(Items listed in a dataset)

═══

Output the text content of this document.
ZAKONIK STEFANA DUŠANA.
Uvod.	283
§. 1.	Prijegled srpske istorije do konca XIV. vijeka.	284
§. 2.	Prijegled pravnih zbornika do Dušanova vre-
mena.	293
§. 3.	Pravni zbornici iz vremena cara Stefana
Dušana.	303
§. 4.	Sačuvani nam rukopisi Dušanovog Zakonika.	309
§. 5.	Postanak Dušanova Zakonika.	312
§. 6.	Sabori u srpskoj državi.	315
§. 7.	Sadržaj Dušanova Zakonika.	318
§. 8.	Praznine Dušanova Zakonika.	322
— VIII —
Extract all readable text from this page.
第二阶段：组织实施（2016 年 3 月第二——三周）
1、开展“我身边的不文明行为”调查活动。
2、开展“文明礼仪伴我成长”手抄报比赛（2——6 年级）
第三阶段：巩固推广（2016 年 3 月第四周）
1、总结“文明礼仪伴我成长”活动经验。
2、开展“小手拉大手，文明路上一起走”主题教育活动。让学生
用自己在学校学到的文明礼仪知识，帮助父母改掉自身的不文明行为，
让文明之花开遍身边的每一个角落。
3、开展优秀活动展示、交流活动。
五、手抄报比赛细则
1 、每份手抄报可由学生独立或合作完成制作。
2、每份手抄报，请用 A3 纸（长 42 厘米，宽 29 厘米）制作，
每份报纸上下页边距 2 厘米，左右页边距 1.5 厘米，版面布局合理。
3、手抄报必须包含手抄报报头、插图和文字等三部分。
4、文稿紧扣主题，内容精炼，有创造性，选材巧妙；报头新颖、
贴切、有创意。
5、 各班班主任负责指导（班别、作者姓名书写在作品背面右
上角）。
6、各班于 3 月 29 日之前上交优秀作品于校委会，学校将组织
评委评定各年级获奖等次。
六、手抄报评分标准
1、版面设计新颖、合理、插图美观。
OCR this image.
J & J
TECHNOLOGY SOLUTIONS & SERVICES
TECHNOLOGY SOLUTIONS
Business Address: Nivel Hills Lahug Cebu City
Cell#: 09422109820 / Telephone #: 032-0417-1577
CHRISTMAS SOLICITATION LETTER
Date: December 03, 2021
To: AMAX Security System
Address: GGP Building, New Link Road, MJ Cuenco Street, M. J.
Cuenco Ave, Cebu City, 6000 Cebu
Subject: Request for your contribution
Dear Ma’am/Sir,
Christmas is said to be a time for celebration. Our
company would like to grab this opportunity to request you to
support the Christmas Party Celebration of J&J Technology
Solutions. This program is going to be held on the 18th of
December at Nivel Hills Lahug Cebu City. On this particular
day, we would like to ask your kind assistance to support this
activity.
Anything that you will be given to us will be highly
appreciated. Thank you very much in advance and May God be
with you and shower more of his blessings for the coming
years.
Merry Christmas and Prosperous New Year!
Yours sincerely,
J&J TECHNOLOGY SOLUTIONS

═══

In the listing above, find each line with the word "City" and copy it.

Output of the exercise -
Business Address: Nivel Hills Lahug Cebu City
Cuenco Ave, Cebu City, 6000 Cebu
December at Nivel Hills Lahug Cebu City. On this particular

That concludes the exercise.